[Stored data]

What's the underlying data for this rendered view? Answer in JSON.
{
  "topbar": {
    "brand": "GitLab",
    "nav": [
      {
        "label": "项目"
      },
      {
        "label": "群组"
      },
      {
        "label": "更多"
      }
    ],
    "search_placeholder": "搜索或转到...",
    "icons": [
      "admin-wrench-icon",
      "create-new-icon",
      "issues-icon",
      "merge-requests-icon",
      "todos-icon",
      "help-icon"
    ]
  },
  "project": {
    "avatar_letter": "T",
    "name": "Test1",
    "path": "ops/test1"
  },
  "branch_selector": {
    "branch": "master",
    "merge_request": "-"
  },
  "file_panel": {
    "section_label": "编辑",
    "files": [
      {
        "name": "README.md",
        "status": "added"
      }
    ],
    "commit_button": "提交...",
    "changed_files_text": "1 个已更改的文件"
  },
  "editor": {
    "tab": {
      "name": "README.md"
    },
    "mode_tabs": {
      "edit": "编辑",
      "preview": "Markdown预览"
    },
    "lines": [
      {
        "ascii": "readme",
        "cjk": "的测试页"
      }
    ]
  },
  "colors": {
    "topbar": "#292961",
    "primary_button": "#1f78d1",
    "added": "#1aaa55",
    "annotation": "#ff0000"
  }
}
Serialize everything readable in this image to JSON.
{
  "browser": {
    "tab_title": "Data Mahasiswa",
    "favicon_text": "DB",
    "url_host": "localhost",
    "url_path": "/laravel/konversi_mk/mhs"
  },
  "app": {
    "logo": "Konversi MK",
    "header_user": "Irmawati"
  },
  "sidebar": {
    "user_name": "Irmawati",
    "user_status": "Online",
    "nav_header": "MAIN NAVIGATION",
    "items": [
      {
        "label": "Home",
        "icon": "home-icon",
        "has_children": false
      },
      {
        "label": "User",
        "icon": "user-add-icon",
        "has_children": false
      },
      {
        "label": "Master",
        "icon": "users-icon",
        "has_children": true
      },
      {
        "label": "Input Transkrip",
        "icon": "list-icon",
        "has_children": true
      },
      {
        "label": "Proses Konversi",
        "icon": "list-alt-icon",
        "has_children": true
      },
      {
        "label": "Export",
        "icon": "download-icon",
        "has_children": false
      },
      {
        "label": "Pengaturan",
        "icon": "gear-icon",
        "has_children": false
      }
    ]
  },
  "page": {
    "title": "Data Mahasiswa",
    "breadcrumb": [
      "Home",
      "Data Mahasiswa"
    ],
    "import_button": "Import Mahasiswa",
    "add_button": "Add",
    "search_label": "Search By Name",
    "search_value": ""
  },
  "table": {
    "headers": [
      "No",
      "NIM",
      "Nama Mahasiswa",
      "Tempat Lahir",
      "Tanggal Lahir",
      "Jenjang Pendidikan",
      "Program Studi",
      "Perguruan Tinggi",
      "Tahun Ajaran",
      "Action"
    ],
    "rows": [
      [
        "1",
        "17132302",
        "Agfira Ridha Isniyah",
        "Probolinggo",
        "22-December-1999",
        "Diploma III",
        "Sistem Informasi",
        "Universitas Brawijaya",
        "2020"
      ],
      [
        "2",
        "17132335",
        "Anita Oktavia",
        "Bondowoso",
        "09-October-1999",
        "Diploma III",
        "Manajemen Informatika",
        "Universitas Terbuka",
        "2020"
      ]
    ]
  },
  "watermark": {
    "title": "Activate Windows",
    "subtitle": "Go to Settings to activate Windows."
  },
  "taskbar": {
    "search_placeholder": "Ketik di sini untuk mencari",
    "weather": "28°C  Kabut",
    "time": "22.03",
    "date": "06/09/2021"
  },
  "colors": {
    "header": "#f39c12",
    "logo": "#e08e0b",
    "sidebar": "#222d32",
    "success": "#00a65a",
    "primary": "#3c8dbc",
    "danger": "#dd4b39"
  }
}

- **STATED PROBLEM**
Among the lines of the material, find those that hold the word "JSON" and copy them.

- **EXERCISE RESULT**
What's the underlying data for this rendered view? Answer in JSON.
Serialize everything readable in this image to JSON.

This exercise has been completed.